* [Given task]:
Every record below is to be retyped exactly.

═══

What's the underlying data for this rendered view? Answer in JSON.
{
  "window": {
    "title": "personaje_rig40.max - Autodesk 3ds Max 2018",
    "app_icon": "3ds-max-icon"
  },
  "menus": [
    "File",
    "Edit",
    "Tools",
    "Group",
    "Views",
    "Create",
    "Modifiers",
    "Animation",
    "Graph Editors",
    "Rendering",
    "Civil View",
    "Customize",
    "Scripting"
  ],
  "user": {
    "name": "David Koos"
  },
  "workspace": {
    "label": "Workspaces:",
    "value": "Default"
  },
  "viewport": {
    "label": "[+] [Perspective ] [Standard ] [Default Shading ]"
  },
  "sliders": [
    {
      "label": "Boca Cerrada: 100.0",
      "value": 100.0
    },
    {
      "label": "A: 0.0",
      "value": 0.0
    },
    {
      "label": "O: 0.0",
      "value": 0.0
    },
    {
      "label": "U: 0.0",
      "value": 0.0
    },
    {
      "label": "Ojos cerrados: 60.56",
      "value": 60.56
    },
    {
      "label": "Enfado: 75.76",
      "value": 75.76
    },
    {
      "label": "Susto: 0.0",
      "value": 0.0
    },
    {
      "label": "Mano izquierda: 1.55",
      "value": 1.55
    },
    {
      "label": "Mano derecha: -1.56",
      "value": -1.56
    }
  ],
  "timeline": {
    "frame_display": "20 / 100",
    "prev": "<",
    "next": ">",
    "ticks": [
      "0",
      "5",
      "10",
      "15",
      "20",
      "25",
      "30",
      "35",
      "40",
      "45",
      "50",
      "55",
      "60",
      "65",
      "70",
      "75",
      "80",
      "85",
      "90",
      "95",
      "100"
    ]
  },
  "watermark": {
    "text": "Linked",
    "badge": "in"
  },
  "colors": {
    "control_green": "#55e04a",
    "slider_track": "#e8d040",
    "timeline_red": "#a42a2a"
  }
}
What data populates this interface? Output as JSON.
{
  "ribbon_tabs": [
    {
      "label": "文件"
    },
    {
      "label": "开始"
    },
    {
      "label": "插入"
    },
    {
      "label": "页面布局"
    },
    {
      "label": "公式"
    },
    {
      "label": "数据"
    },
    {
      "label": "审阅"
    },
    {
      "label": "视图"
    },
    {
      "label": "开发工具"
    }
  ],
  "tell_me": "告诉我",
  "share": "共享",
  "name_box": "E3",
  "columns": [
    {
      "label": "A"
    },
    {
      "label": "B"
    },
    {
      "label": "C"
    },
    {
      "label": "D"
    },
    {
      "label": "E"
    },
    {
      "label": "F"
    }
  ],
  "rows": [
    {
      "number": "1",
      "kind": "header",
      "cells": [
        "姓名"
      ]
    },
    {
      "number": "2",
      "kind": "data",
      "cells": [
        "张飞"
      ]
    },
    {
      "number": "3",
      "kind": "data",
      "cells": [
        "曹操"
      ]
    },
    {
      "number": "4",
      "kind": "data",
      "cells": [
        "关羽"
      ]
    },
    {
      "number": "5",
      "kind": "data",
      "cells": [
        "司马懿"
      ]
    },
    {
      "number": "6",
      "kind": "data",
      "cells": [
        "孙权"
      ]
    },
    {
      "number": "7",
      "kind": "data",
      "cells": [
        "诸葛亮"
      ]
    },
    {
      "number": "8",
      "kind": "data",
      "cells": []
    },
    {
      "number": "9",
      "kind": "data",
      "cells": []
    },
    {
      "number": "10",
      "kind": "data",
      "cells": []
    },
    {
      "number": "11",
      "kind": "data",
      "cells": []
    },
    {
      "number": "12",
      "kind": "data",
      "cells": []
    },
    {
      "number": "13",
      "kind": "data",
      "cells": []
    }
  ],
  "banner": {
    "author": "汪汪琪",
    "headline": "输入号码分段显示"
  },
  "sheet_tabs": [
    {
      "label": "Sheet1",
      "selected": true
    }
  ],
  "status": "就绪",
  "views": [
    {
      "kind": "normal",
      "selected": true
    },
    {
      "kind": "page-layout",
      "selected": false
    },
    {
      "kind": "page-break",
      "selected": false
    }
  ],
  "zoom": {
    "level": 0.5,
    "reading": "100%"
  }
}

═══

* [Expected answer]:
What's the underlying data for this rendered view? Answer in JSON.
{
  "window": {
    "title": "personaje_rig40.max - Autodesk 3ds Max 2018",
    "app_icon": "3ds-max-icon"
  },
  "menus": [
    "File",
    "Edit",
    "Tools",
    "Group",
    "Views",
    "Create",
    "Modifiers",
    "Animation",
    "Graph Editors",
    "Rendering",
    "Civil View",
    "Customize",
    "Scripting"
  ],
  "user": {
    "name": "David Koos"
  },
  "workspace": {
    "label": "Workspaces:",
    "value": "Default"
  },
  "viewport": {
    "label": "[+] [Perspective ] [Standard ] [Default Shading ]"
  },
  "sliders": [
    {
      "label": "Boca Cerrada: 100.0",
      "value": 100.0
    },
    {
      "label": "A: 0.0",
      "value": 0.0
    },
    {
      "label": "O: 0.0",
      "value": 0.0
    },
    {
      "label": "U: 0.0",
      "value": 0.0
    },
    {
      "label": "Ojos cerrados: 60.56",
      "value": 60.56
    },
    {
      "label": "Enfado: 75.76",
      "value": 75.76
    },
    {
      "label": "Susto: 0.0",
      "value": 0.0
    },
    {
      "label": "Mano izquierda: 1.55",
      "value": 1.55
    },
    {
      "label": "Mano derecha: -1.56",
      "value": -1.56
    }
  ],
  "timeline": {
    "frame_display": "20 / 100",
    "prev": "<",
    "next": ">",
    "ticks": [
      "0",
      "5",
      "10",
      "15",
      "20",
      "25",
      "30",
      "35",
      "40",
      "45",
      "50",
      "55",
      "60",
      "65",
      "70",
      "75",
      "80",
      "85",
      "90",
      "95",
      "100"
    ]
  },
  "watermark": {
    "text": "Linked",
    "badge": "in"
  },
  "colors": {
    "control_green": "#55e04a",
    "slider_track": "#e8d040",
    "timeline_red": "#a42a2a"
  }
}
What data populates this interface? Output as JSON.
{
  "ribbon_tabs": [
    {
      "label": "文件"
    },
    {
      "label": "开始"
    },
    {
      "label": "插入"
    },
    {
      "label": "页面布局"
    },
    {
      "label": "公式"
    },
    {
      "label": "数据"
    },
    {
      "label": "审阅"
    },
    {
      "label": "视图"
    },
    {
      "label": "开发工具"
    }
  ],
  "tell_me": "告诉我",
  "share": "共享",
  "name_box": "E3",
  "columns": [
    {
      "label": "A"
    },
    {
      "label": "B"
    },
    {
      "label": "C"
    },
    {
      "label": "D"
    },
    {
      "label": "E"
    },
    {
      "label": "F"
    }
  ],
  "rows": [
    {
      "number": "1",
      "kind": "header",
      "cells": [
        "姓名"
      ]
    },
    {
      "number": "2",
      "kind": "data",
      "cells": [
        "张飞"
      ]
    },
    {
      "number": "3",
      "kind": "data",
      "cells": [
        "曹操"
      ]
    },
    {
      "number": "4",
      "kind": "data",
      "cells": [
        "关羽"
      ]
    },
    {
      "number": "5",
      "kind": "data",
      "cells": [
        "司马懿"
      ]
    },
    {
      "number": "6",
      "kind": "data",
      "cells": [
        "孙权"
      ]
    },
    {
      "number": "7",
      "kind": "data",
      "cells": [
        "诸葛亮"
      ]
    },
    {
      "number": "8",
      "kind": "data",
      "cells": []
    },
    {
      "number": "9",
      "kind": "data",
      "cells": []
    },
    {
      "number": "10",
      "kind": "data",
      "cells": []
    },
    {
      "number": "11",
      "kind": "data",
      "cells": []
    },
    {
      "number": "12",
      "kind": "data",
      "cells": []
    },
    {
      "number": "13",
      "kind": "data",
      "cells": []
    }
  ],
  "banner": {
    "author": "汪汪琪",
    "headline": "输入号码分段显示"
  },
  "sheet_tabs": [
    {
      "label": "Sheet1",
      "selected": true
    }
  ],
  "status": "就绪",
  "views": [
    {
      "kind": "normal",
      "selected": true
    },
    {
      "kind": "page-layout",
      "selected": false
    },
    {
      "kind": "page-break",
      "selected": false
    }
  ],
  "zoom": {
    "level": 0.5,
    "reading": "100%"
  }
}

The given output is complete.